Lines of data
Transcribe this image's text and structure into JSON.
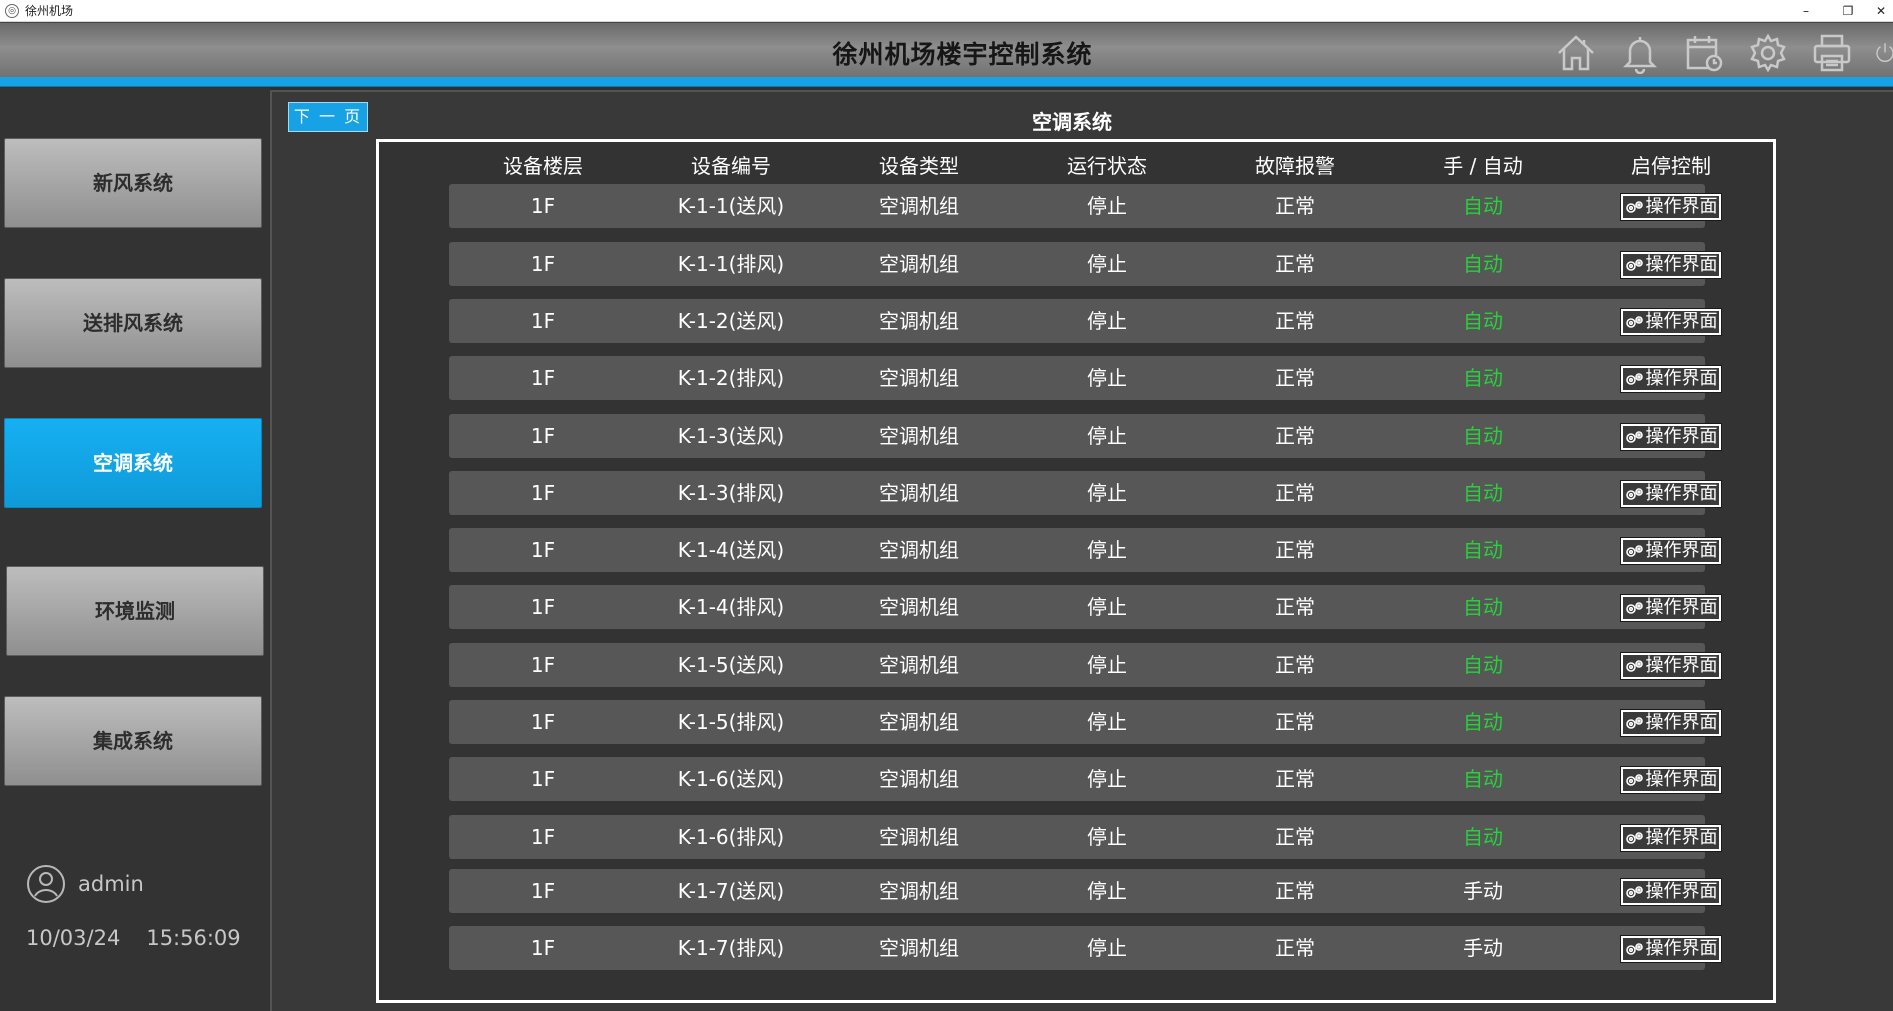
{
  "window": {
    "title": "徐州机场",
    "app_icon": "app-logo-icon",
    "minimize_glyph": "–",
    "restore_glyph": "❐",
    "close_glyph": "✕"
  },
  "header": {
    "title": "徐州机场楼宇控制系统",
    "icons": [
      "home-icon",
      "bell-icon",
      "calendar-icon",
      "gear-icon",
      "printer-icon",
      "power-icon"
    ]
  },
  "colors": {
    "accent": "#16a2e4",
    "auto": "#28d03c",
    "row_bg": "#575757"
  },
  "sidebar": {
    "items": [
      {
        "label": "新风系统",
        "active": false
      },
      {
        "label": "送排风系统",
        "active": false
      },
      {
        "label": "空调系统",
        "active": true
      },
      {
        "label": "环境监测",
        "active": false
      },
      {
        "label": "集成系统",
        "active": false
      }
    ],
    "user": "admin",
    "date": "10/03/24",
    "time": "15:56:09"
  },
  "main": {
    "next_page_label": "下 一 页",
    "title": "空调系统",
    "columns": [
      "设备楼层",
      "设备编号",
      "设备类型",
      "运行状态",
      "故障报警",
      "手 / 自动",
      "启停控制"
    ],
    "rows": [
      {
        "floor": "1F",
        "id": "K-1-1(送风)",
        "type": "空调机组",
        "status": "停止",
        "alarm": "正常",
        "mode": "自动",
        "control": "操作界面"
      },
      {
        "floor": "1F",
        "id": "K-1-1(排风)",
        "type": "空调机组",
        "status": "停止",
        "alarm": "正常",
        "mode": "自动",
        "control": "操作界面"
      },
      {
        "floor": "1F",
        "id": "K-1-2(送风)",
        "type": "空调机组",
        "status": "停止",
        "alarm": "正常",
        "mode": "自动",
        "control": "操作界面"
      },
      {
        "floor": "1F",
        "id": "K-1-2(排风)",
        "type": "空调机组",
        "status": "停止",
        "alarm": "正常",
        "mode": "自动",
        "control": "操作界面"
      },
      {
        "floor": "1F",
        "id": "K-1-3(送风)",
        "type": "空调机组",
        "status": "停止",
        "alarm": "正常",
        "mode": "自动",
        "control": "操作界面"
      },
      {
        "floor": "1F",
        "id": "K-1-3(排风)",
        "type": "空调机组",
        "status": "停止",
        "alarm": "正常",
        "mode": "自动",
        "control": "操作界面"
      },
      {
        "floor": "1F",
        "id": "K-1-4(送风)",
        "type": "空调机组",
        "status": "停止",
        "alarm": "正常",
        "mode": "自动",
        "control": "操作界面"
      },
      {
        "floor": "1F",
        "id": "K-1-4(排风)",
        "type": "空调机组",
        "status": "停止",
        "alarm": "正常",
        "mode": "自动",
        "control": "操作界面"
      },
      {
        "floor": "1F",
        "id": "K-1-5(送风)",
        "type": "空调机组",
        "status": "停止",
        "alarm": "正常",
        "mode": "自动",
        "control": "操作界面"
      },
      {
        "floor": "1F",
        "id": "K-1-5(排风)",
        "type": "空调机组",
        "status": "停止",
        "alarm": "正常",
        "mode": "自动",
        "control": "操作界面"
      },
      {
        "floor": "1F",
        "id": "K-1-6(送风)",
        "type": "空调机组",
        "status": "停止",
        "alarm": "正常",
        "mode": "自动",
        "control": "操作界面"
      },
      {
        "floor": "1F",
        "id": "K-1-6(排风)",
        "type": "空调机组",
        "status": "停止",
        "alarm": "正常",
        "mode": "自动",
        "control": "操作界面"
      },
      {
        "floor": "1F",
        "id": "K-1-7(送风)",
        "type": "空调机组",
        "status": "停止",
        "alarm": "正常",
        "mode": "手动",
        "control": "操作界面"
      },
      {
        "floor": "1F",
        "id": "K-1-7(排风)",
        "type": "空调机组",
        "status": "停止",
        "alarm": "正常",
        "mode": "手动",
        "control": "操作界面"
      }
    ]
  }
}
...
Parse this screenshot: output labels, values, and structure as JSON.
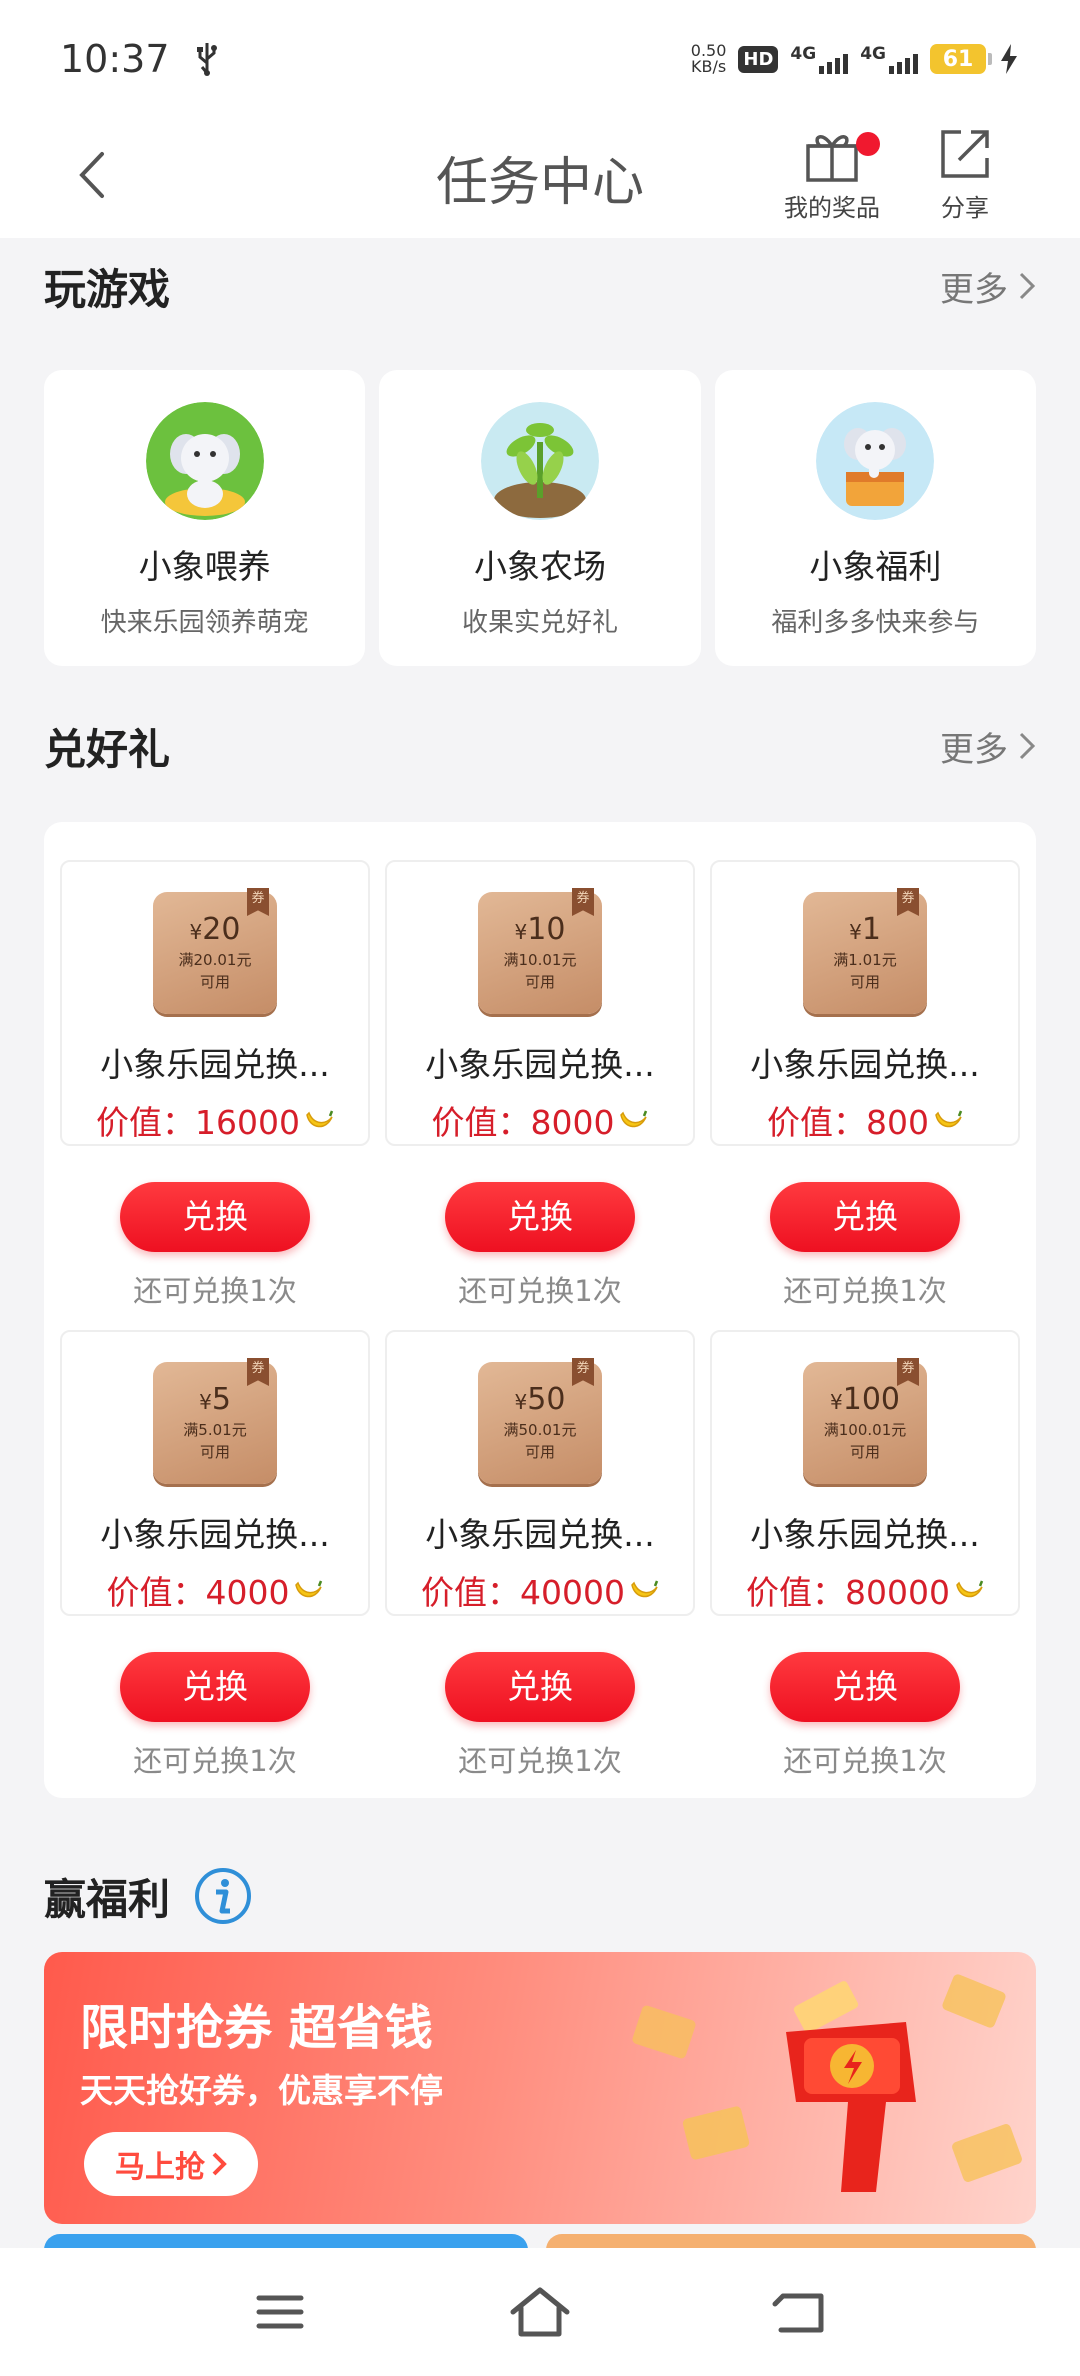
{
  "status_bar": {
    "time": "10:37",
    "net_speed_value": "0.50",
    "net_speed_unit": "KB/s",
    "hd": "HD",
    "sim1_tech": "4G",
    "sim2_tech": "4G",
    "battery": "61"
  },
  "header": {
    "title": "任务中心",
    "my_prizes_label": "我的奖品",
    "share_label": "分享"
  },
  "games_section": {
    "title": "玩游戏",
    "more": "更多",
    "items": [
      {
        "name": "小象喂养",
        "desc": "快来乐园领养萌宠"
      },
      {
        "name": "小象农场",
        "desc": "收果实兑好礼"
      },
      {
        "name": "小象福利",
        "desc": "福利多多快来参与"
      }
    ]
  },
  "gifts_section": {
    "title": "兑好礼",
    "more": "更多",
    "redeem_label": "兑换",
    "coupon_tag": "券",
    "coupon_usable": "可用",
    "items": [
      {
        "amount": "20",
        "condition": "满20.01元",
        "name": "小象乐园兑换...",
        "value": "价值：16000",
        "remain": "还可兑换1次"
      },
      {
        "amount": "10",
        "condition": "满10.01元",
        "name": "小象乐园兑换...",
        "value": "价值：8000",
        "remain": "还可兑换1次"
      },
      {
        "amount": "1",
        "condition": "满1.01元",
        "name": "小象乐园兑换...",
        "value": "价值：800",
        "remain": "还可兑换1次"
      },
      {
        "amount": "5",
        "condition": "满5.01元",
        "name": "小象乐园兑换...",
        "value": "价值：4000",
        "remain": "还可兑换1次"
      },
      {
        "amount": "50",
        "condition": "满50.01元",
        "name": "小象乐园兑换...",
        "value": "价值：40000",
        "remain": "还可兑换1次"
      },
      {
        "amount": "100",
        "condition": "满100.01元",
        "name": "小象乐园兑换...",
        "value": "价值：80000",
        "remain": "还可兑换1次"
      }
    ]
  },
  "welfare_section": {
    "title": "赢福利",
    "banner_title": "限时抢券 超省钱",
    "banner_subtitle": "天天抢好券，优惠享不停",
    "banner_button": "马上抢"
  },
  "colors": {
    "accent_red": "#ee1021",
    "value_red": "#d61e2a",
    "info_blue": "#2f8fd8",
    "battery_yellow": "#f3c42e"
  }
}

• _GIVEN PROBLEM_
Copy out each line of the data containing the string "amount".

• _RESULT OF THIS EXERCISE_
        "amount": "20",
        "amount": "10",
        "amount": "1",
        "amount": "5",
        "amount": "50",
        "amount": "100",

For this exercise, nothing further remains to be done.